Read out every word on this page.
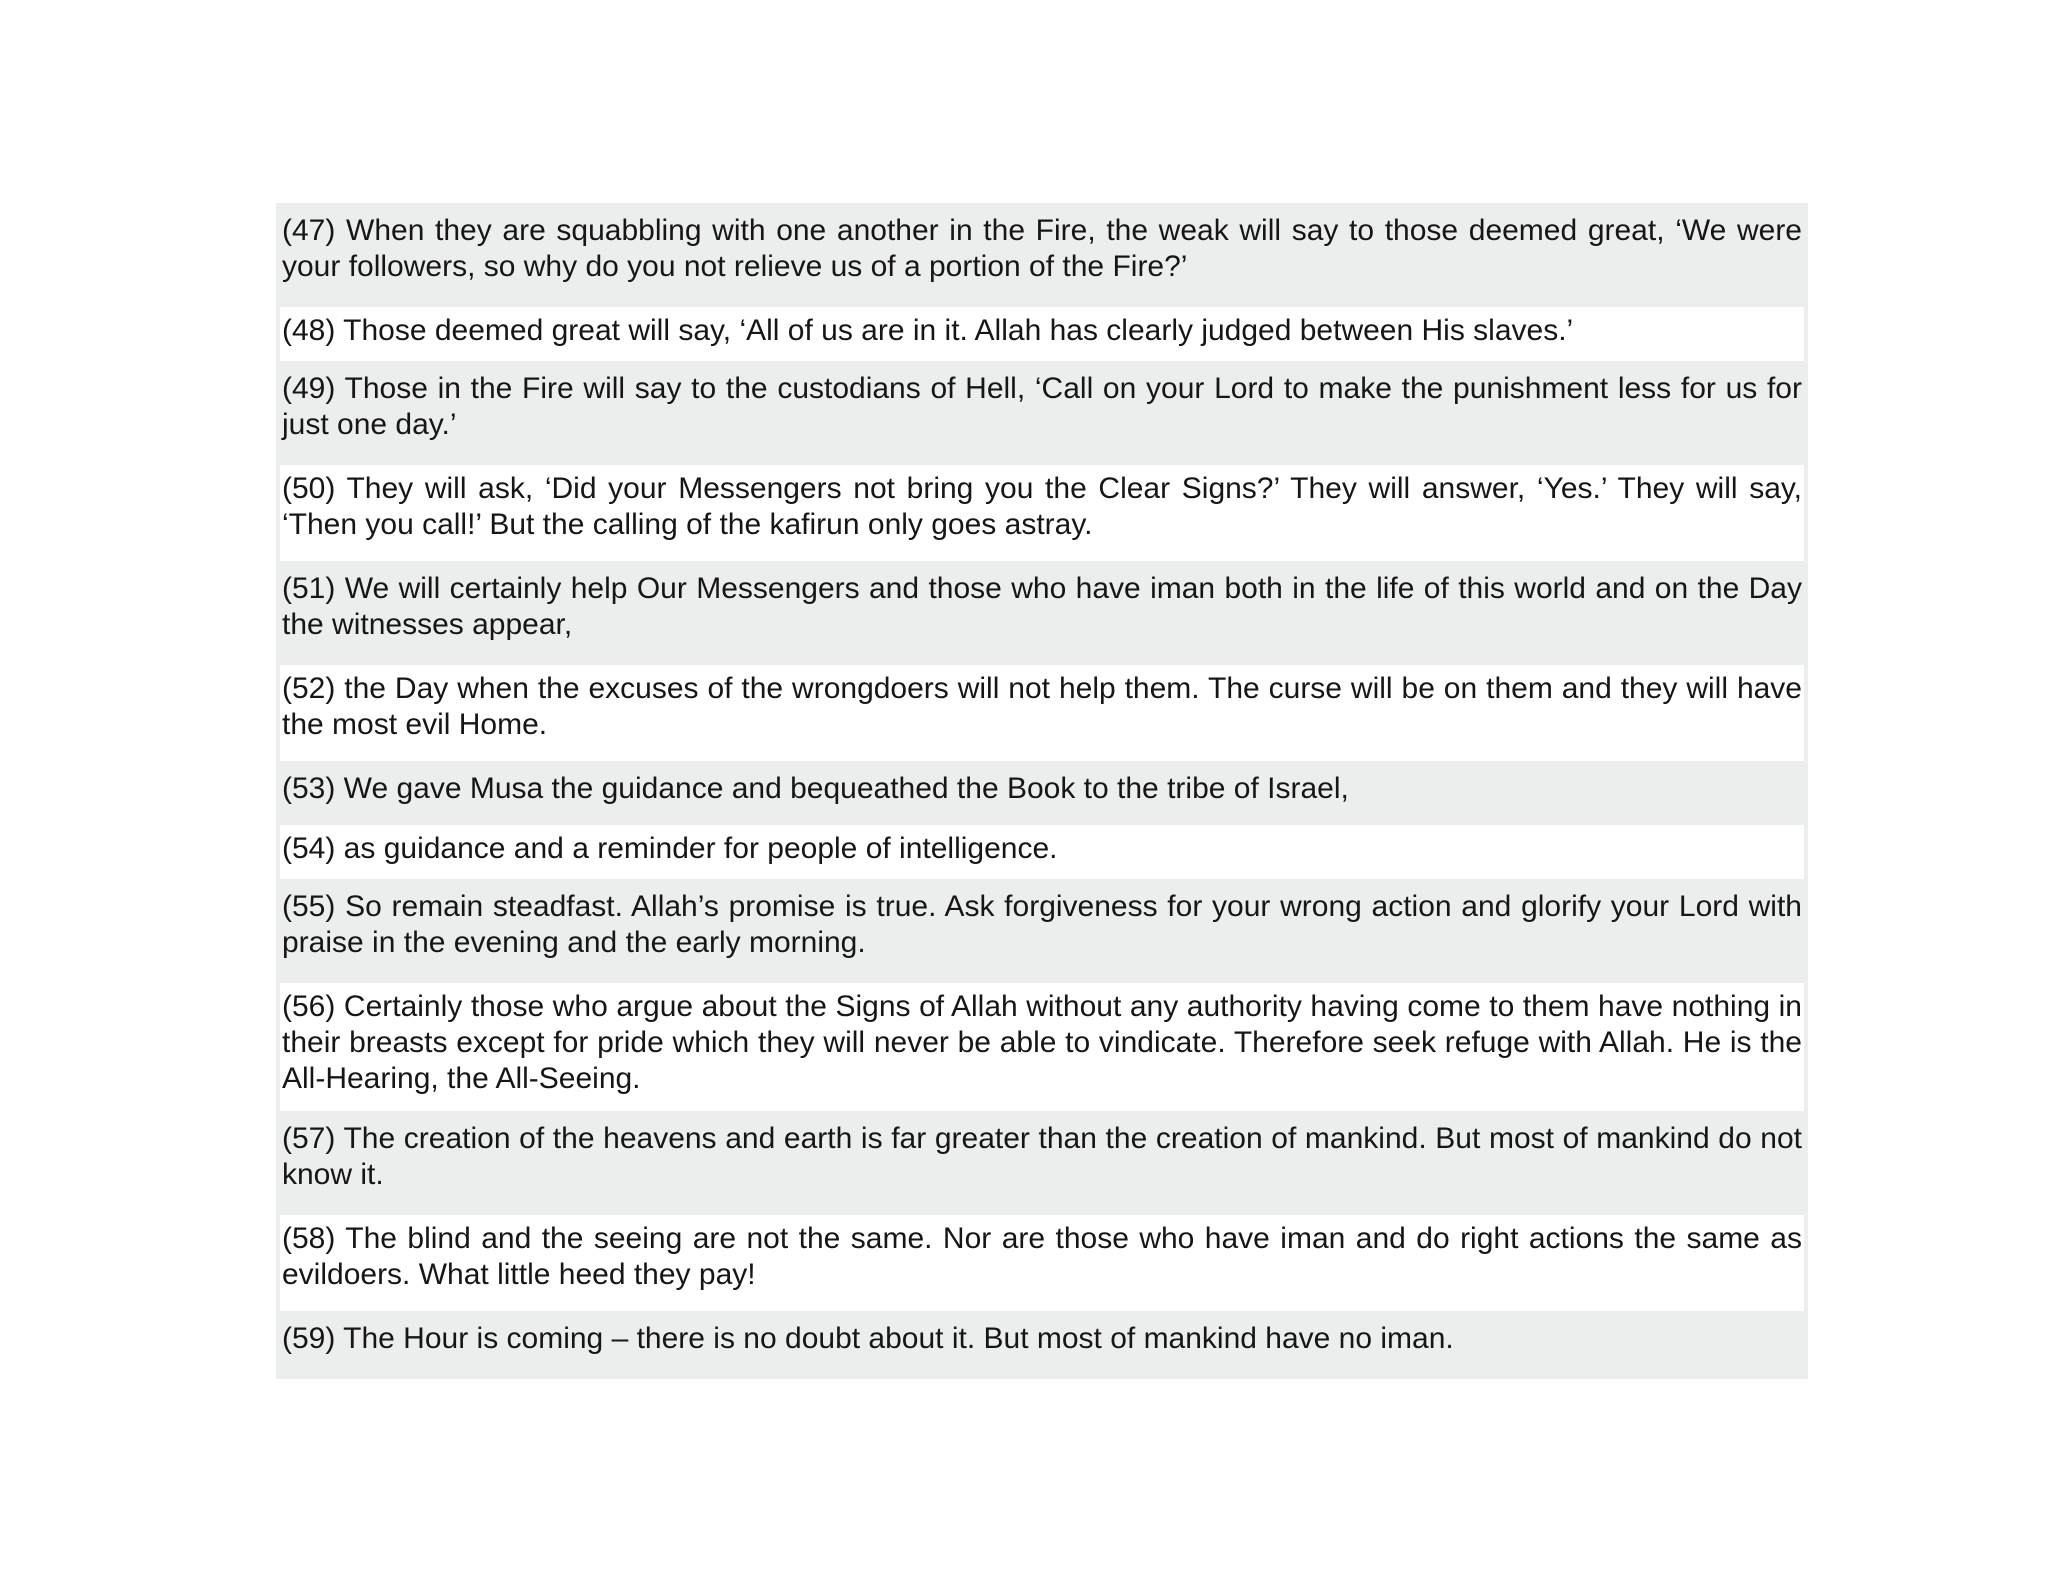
(47) When they are squabbling with one another in the Fire, the weak will say to those deemed great, ‘We were your followers, so why do you not relieve us of a portion of the Fire?’

(48) Those deemed great will say, ‘All of us are in it. Allah has clearly judged between His slaves.’

(49) Those in the Fire will say to the custodians of Hell, ‘Call on your Lord to make the punishment less for us for just one day.’

(50) They will ask, ‘Did your Messengers not bring you the Clear Signs?’ They will answer, ‘Yes.’ They will say, ‘Then you call!’ But the calling of the kafirun only goes astray.

(51) We will certainly help Our Messengers and those who have iman both in the life of this world and on the Day the witnesses appear,

(52) the Day when the excuses of the wrongdoers will not help them. The curse will be on them and they will have the most evil Home.

(53) We gave Musa the guidance and bequeathed the Book to the tribe of Israel,

(54) as guidance and a reminder for people of intelligence.

(55) So remain steadfast. Allah’s promise is true. Ask forgiveness for your wrong action and glorify your Lord with praise in the evening and the early morning.

(56) Certainly those who argue about the Signs of Allah without any authority having come to them have nothing in their breasts except for pride which they will never be able to vindicate. Therefore seek refuge with Allah. He is the All-Hearing, the All-Seeing.

(57) The creation of the heavens and earth is far greater than the creation of mankind. But most of mankind do not know it.

(58) The blind and the seeing are not the same. Nor are those who have iman and do right actions the same as evildoers. What little heed they pay!

(59) The Hour is coming – there is no doubt about it. But most of mankind have no iman.
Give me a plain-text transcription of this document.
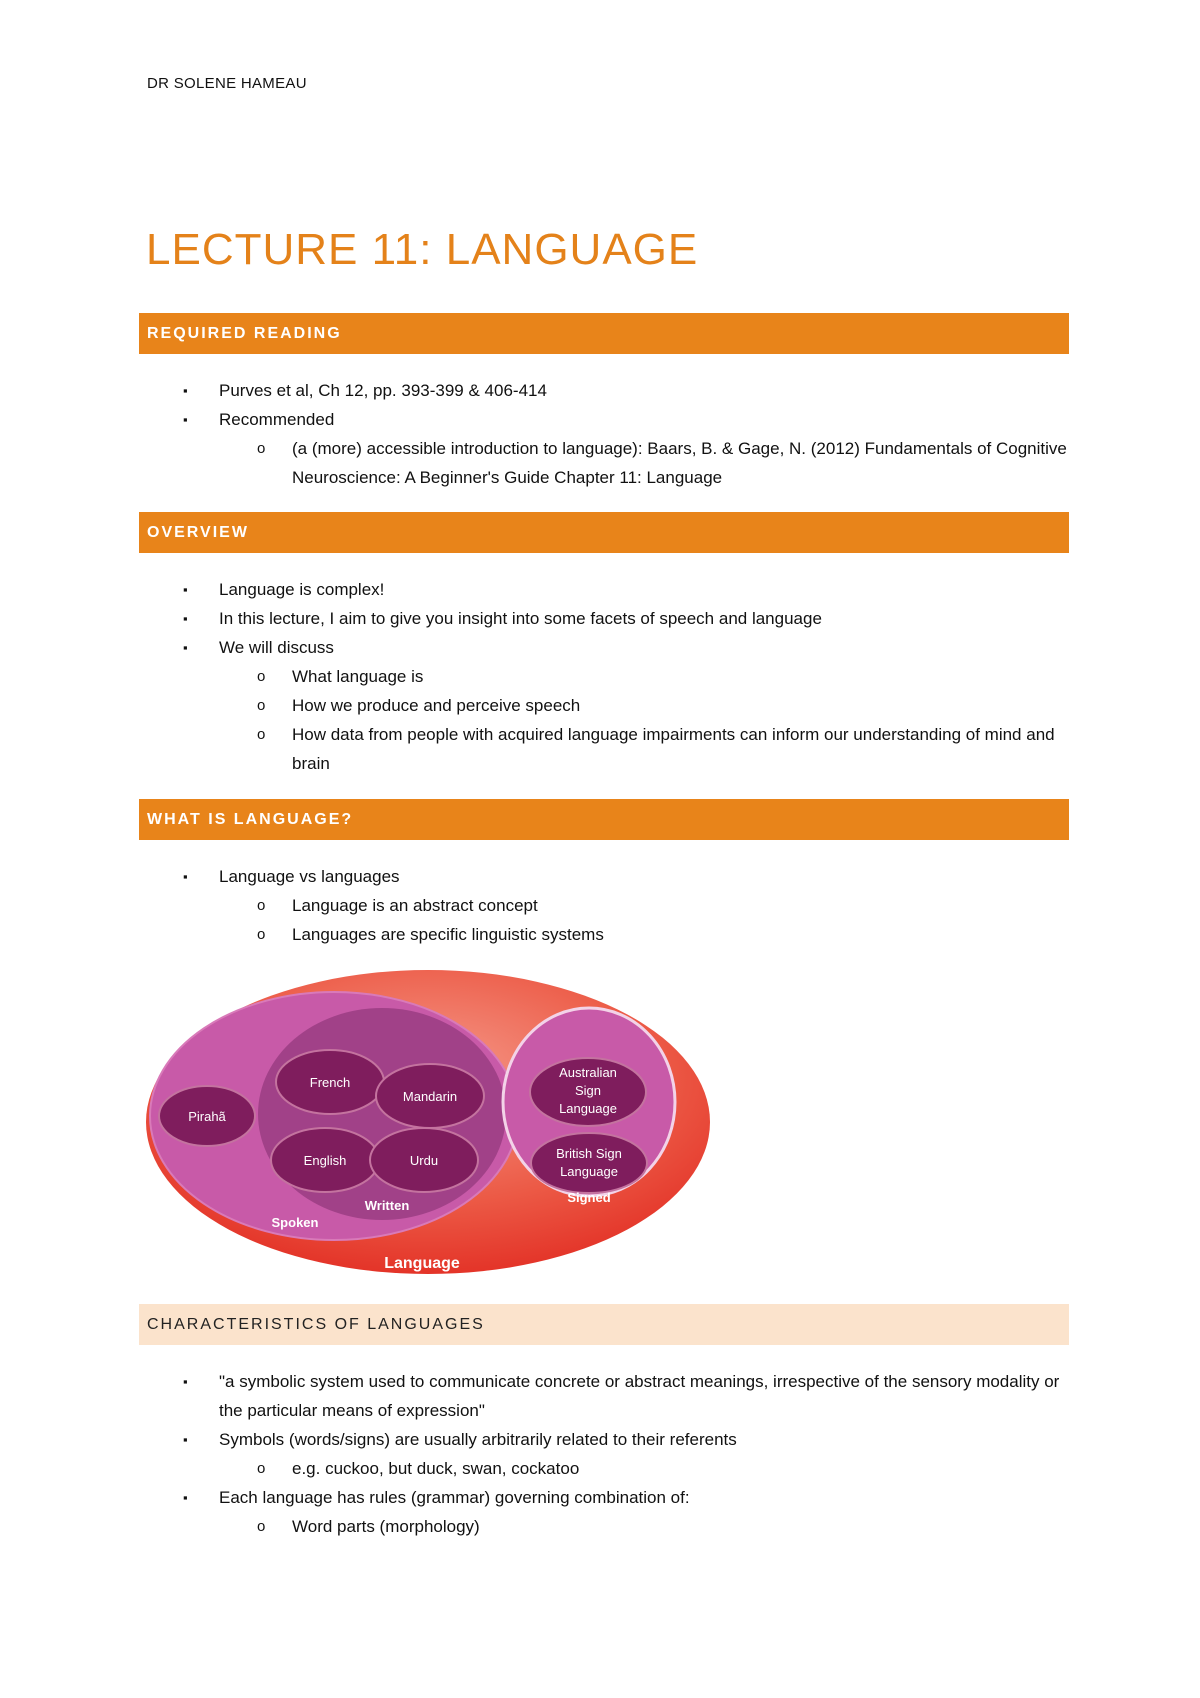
DR SOLENE HAMEAU
LECTURE 11: LANGUAGE
REQUIRED READING
▪ Purves et al, Ch 12, pp. 393-399 & 406-414
▪ Recommended
o (a (more) accessible introduction to language): Baars, B. & Gage, N. (2012) Fundamentals of Cognitive Neuroscience: A Beginner's Guide Chapter 11: Language
OVERVIEW
▪ Language is complex!
▪ In this lecture, I aim to give you insight into some facets of speech and language
▪ We will discuss
o What language is
o How we produce and perceive speech
o How data from people with acquired language impairments can inform our understanding of mind and brain
WHAT IS LANGUAGE?
▪ Language vs languages
o Language is an abstract concept
o Languages are specific linguistic systems
Pirahã
French
Mandarin
English	Urdu
Australian
Sign
Language
British Sign
Language
Written
Spoken
Signed
Language
CHARACTERISTICS OF LANGUAGES
▪ "a symbolic system used to communicate concrete or abstract meanings, irrespective of the sensory modality or the particular means of expression"
▪ Symbols (words/signs) are usually arbitrarily related to their referents
o e.g. cuckoo, but duck, swan, cockatoo
▪ Each language has rules (grammar) governing combination of:
o Word parts (morphology)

◇ ◇ ◇ ◇ ◇ ◇ ◇

Prompt> Quote exactly the lines from the line that contains "Give me a plain-text" through the last line of the listing, please, leaving out all pictures.

Exercise response>
Give me a plain-text transcription of this document.
DR SOLENE HAMEAU
LECTURE 11: LANGUAGE
REQUIRED READING
▪ Purves et al, Ch 12, pp. 393-399 & 406-414
▪ Recommended
o (a (more) accessible introduction to language): Baars, B. & Gage, N. (2012) Fundamentals of Cognitive Neuroscience: A Beginner's Guide Chapter 11: Language
OVERVIEW
▪ Language is complex!
▪ In this lecture, I aim to give you insight into some facets of speech and language
▪ We will discuss
o What language is
o How we produce and perceive speech
o How data from people with acquired language impairments can inform our understanding of mind and brain
WHAT IS LANGUAGE?
▪ Language vs languages
o Language is an abstract concept
o Languages are specific linguistic systems
Pirahã
French
Mandarin
English	Urdu
Australian
Sign
Language
British Sign
Language
Written
Spoken
Signed
Language
CHARACTERISTICS OF LANGUAGES
▪ "a symbolic system used to communicate concrete or abstract meanings, irrespective of the sensory modality or the particular means of expression"
▪ Symbols (words/signs) are usually arbitrarily related to their referents
o e.g. cuckoo, but duck, swan, cockatoo
▪ Each language has rules (grammar) governing combination of:
o Word parts (morphology)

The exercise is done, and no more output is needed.